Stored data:
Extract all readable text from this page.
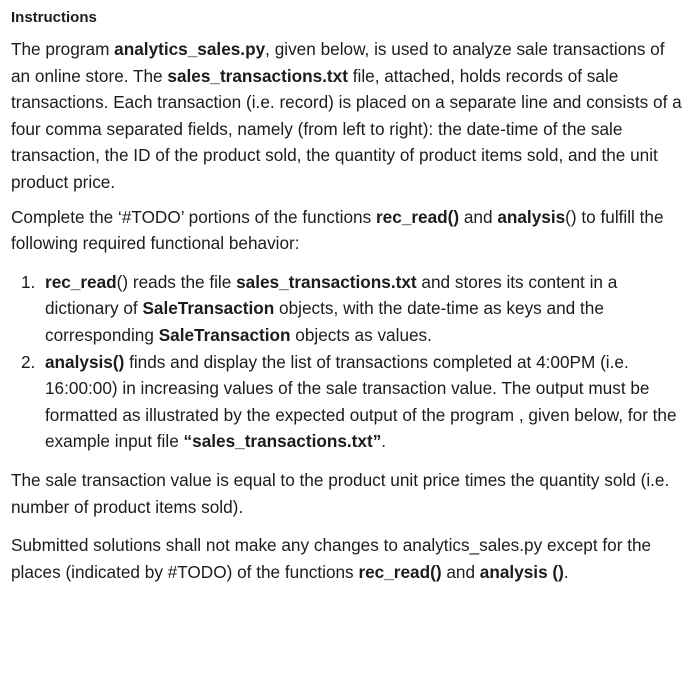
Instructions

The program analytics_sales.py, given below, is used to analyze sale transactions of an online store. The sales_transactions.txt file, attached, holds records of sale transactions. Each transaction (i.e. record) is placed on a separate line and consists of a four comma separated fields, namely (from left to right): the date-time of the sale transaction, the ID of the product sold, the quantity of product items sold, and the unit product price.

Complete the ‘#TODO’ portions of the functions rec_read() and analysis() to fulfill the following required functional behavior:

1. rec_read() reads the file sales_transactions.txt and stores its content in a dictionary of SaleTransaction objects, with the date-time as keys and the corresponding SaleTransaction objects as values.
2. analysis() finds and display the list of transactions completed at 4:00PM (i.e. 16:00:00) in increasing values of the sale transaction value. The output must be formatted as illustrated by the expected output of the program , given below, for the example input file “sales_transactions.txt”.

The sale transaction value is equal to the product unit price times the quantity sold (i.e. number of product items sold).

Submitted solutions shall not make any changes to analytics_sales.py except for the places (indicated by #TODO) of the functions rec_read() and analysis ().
==
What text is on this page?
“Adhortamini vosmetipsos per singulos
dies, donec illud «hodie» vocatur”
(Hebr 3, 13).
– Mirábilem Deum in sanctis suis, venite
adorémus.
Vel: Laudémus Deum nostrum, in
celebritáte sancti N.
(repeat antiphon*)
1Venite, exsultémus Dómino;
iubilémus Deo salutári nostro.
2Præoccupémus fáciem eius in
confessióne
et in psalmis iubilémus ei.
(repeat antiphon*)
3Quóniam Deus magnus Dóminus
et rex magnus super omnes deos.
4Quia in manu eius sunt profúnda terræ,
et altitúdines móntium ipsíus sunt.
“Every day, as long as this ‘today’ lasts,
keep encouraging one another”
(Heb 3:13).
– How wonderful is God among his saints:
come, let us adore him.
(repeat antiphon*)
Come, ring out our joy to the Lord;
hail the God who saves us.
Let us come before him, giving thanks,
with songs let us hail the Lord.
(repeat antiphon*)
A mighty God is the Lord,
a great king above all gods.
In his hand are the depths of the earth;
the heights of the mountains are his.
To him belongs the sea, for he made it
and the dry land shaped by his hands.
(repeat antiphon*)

### TO BE DONE
Only lines holding the string "iubilémus" are wanted; gather each one from the entries above.

### SOLUTION TO THIS EXERCISE
iubilémus Deo salutári nostro.
et in psalmis iubilémus ei.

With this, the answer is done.